__DIRECTIONS FOR THIS TASK__
Repeat every line below exactly as it reads.

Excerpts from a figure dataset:
[start]

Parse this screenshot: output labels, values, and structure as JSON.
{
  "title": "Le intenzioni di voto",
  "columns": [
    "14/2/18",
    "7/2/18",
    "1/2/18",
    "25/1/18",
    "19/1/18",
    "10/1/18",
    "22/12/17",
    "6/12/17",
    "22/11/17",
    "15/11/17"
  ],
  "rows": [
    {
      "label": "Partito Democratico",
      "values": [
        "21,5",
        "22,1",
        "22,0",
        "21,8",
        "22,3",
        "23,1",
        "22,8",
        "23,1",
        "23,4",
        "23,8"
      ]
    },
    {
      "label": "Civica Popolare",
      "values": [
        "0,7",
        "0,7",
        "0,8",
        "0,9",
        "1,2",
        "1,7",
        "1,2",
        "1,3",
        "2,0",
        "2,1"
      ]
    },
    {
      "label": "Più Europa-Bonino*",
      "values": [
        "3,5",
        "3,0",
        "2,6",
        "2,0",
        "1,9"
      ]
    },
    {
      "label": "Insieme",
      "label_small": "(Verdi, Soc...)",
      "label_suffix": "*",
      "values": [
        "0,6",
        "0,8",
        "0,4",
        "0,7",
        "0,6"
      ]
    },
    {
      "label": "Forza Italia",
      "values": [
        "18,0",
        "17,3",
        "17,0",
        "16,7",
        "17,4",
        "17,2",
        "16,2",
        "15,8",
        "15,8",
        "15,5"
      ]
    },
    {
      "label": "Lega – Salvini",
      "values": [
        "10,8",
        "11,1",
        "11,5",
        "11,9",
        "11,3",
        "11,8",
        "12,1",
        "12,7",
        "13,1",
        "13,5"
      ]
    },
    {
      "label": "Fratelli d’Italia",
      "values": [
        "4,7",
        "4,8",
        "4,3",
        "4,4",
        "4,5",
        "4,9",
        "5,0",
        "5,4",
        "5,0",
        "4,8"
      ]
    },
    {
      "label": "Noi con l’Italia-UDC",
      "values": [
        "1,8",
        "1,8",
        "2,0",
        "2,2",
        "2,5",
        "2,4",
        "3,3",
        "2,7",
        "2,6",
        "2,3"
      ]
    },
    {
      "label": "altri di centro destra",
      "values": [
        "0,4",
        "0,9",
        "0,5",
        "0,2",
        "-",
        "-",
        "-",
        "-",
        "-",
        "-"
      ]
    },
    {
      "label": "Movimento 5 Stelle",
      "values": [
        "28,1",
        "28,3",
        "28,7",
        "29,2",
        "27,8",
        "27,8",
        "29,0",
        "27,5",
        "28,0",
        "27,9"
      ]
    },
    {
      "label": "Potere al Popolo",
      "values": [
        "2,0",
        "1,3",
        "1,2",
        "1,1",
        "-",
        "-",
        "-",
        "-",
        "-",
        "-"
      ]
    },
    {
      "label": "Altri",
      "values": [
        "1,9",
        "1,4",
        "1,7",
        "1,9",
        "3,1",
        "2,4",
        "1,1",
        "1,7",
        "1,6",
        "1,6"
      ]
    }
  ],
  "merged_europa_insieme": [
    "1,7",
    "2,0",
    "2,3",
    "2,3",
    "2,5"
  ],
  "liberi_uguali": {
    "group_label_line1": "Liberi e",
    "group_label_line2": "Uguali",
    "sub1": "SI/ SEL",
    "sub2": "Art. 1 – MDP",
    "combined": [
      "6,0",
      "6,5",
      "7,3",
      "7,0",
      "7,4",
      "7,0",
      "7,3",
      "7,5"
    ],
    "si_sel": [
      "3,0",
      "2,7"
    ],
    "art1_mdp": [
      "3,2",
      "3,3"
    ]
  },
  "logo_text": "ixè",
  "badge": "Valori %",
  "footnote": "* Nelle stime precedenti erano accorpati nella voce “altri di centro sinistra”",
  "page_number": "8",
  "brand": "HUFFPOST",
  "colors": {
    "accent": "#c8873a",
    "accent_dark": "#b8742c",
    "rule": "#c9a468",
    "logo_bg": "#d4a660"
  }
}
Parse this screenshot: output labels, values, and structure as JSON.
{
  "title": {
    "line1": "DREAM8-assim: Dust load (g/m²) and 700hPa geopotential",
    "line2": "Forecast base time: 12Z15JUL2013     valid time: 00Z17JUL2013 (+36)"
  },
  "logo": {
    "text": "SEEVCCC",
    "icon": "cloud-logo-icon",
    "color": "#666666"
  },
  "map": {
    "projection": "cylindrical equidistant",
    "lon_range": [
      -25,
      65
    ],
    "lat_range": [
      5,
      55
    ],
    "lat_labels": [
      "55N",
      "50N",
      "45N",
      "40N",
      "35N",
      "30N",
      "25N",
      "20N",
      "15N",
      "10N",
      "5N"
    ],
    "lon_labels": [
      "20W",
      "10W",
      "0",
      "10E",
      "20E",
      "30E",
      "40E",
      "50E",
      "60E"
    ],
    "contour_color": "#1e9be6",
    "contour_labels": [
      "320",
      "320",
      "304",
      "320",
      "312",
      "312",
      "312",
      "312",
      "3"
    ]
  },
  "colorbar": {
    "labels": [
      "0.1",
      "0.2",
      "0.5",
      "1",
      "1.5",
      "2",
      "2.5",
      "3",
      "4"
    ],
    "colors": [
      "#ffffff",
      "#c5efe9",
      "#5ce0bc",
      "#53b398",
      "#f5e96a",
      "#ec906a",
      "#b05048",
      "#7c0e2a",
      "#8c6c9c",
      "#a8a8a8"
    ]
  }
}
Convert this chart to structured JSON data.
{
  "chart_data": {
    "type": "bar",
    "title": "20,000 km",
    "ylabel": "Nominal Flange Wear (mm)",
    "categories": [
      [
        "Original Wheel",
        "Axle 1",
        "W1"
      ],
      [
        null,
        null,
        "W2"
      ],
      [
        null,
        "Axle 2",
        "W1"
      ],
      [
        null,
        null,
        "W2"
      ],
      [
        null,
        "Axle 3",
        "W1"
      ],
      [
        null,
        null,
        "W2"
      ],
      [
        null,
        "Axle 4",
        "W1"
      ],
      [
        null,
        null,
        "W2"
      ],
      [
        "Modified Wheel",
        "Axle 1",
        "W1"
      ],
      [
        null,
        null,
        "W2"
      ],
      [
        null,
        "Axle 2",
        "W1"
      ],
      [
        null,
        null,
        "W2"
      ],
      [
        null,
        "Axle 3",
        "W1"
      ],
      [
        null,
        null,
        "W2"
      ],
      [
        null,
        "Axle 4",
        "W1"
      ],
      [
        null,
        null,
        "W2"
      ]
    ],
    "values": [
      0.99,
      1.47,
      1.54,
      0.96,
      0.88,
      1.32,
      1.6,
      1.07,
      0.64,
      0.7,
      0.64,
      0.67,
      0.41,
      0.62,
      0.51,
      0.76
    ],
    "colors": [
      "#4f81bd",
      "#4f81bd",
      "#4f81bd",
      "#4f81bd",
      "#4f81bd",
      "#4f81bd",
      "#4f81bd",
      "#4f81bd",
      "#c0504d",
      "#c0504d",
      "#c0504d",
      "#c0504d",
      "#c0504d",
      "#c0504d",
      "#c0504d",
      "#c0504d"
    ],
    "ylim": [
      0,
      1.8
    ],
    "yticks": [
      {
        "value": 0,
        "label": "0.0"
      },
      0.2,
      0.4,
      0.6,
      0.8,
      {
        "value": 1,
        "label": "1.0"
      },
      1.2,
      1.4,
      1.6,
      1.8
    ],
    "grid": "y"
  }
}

[end]

__ANSWER FOR THE TASK__
Parse this screenshot: output labels, values, and structure as JSON.
{
  "title": "Le intenzioni di voto",
  "columns": [
    "14/2/18",
    "7/2/18",
    "1/2/18",
    "25/1/18",
    "19/1/18",
    "10/1/18",
    "22/12/17",
    "6/12/17",
    "22/11/17",
    "15/11/17"
  ],
  "rows": [
    {
      "label": "Partito Democratico",
      "values": [
        "21,5",
        "22,1",
        "22,0",
        "21,8",
        "22,3",
        "23,1",
        "22,8",
        "23,1",
        "23,4",
        "23,8"
      ]
    },
    {
      "label": "Civica Popolare",
      "values": [
        "0,7",
        "0,7",
        "0,8",
        "0,9",
        "1,2",
        "1,7",
        "1,2",
        "1,3",
        "2,0",
        "2,1"
      ]
    },
    {
      "label": "Più Europa-Bonino*",
      "values": [
        "3,5",
        "3,0",
        "2,6",
        "2,0",
        "1,9"
      ]
    },
    {
      "label": "Insieme",
      "label_small": "(Verdi, Soc...)",
      "label_suffix": "*",
      "values": [
        "0,6",
        "0,8",
        "0,4",
        "0,7",
        "0,6"
      ]
    },
    {
      "label": "Forza Italia",
      "values": [
        "18,0",
        "17,3",
        "17,0",
        "16,7",
        "17,4",
        "17,2",
        "16,2",
        "15,8",
        "15,8",
        "15,5"
      ]
    },
    {
      "label": "Lega – Salvini",
      "values": [
        "10,8",
        "11,1",
        "11,5",
        "11,9",
        "11,3",
        "11,8",
        "12,1",
        "12,7",
        "13,1",
        "13,5"
      ]
    },
    {
      "label": "Fratelli d’Italia",
      "values": [
        "4,7",
        "4,8",
        "4,3",
        "4,4",
        "4,5",
        "4,9",
        "5,0",
        "5,4",
        "5,0",
        "4,8"
      ]
    },
    {
      "label": "Noi con l’Italia-UDC",
      "values": [
        "1,8",
        "1,8",
        "2,0",
        "2,2",
        "2,5",
        "2,4",
        "3,3",
        "2,7",
        "2,6",
        "2,3"
      ]
    },
    {
      "label": "altri di centro destra",
      "values": [
        "0,4",
        "0,9",
        "0,5",
        "0,2",
        "-",
        "-",
        "-",
        "-",
        "-",
        "-"
      ]
    },
    {
      "label": "Movimento 5 Stelle",
      "values": [
        "28,1",
        "28,3",
        "28,7",
        "29,2",
        "27,8",
        "27,8",
        "29,0",
        "27,5",
        "28,0",
        "27,9"
      ]
    },
    {
      "label": "Potere al Popolo",
      "values": [
        "2,0",
        "1,3",
        "1,2",
        "1,1",
        "-",
        "-",
        "-",
        "-",
        "-",
        "-"
      ]
    },
    {
      "label": "Altri",
      "values": [
        "1,9",
        "1,4",
        "1,7",
        "1,9",
        "3,1",
        "2,4",
        "1,1",
        "1,7",
        "1,6",
        "1,6"
      ]
    }
  ],
  "merged_europa_insieme": [
    "1,7",
    "2,0",
    "2,3",
    "2,3",
    "2,5"
  ],
  "liberi_uguali": {
    "group_label_line1": "Liberi e",
    "group_label_line2": "Uguali",
    "sub1": "SI/ SEL",
    "sub2": "Art. 1 – MDP",
    "combined": [
      "6,0",
      "6,5",
      "7,3",
      "7,0",
      "7,4",
      "7,0",
      "7,3",
      "7,5"
    ],
    "si_sel": [
      "3,0",
      "2,7"
    ],
    "art1_mdp": [
      "3,2",
      "3,3"
    ]
  },
  "logo_text": "ixè",
  "badge": "Valori %",
  "footnote": "* Nelle stime precedenti erano accorpati nella voce “altri di centro sinistra”",
  "page_number": "8",
  "brand": "HUFFPOST",
  "colors": {
    "accent": "#c8873a",
    "accent_dark": "#b8742c",
    "rule": "#c9a468",
    "logo_bg": "#d4a660"
  }
}
Parse this screenshot: output labels, values, and structure as JSON.
{
  "title": {
    "line1": "DREAM8-assim: Dust load (g/m²) and 700hPa geopotential",
    "line2": "Forecast base time: 12Z15JUL2013     valid time: 00Z17JUL2013 (+36)"
  },
  "logo": {
    "text": "SEEVCCC",
    "icon": "cloud-logo-icon",
    "color": "#666666"
  },
  "map": {
    "projection": "cylindrical equidistant",
    "lon_range": [
      -25,
      65
    ],
    "lat_range": [
      5,
      55
    ],
    "lat_labels": [
      "55N",
      "50N",
      "45N",
      "40N",
      "35N",
      "30N",
      "25N",
      "20N",
      "15N",
      "10N",
      "5N"
    ],
    "lon_labels": [
      "20W",
      "10W",
      "0",
      "10E",
      "20E",
      "30E",
      "40E",
      "50E",
      "60E"
    ],
    "contour_color": "#1e9be6",
    "contour_labels": [
      "320",
      "320",
      "304",
      "320",
      "312",
      "312",
      "312",
      "312",
      "3"
    ]
  },
  "colorbar": {
    "labels": [
      "0.1",
      "0.2",
      "0.5",
      "1",
      "1.5",
      "2",
      "2.5",
      "3",
      "4"
    ],
    "colors": [
      "#ffffff",
      "#c5efe9",
      "#5ce0bc",
      "#53b398",
      "#f5e96a",
      "#ec906a",
      "#b05048",
      "#7c0e2a",
      "#8c6c9c",
      "#a8a8a8"
    ]
  }
}
Convert this chart to structured JSON data.
{
  "chart_data": {
    "type": "bar",
    "title": "20,000 km",
    "ylabel": "Nominal Flange Wear (mm)",
    "categories": [
      [
        "Original Wheel",
        "Axle 1",
        "W1"
      ],
      [
        null,
        null,
        "W2"
      ],
      [
        null,
        "Axle 2",
        "W1"
      ],
      [
        null,
        null,
        "W2"
      ],
      [
        null,
        "Axle 3",
        "W1"
      ],
      [
        null,
        null,
        "W2"
      ],
      [
        null,
        "Axle 4",
        "W1"
      ],
      [
        null,
        null,
        "W2"
      ],
      [
        "Modified Wheel",
        "Axle 1",
        "W1"
      ],
      [
        null,
        null,
        "W2"
      ],
      [
        null,
        "Axle 2",
        "W1"
      ],
      [
        null,
        null,
        "W2"
      ],
      [
        null,
        "Axle 3",
        "W1"
      ],
      [
        null,
        null,
        "W2"
      ],
      [
        null,
        "Axle 4",
        "W1"
      ],
      [
        null,
        null,
        "W2"
      ]
    ],
    "values": [
      0.99,
      1.47,
      1.54,
      0.96,
      0.88,
      1.32,
      1.6,
      1.07,
      0.64,
      0.7,
      0.64,
      0.67,
      0.41,
      0.62,
      0.51,
      0.76
    ],
    "colors": [
      "#4f81bd",
      "#4f81bd",
      "#4f81bd",
      "#4f81bd",
      "#4f81bd",
      "#4f81bd",
      "#4f81bd",
      "#4f81bd",
      "#c0504d",
      "#c0504d",
      "#c0504d",
      "#c0504d",
      "#c0504d",
      "#c0504d",
      "#c0504d",
      "#c0504d"
    ],
    "ylim": [
      0,
      1.8
    ],
    "yticks": [
      {
        "value": 0,
        "label": "0.0"
      },
      0.2,
      0.4,
      0.6,
      0.8,
      {
        "value": 1,
        "label": "1.0"
      },
      1.2,
      1.4,
      1.6,
      1.8
    ],
    "grid": "y"
  }
}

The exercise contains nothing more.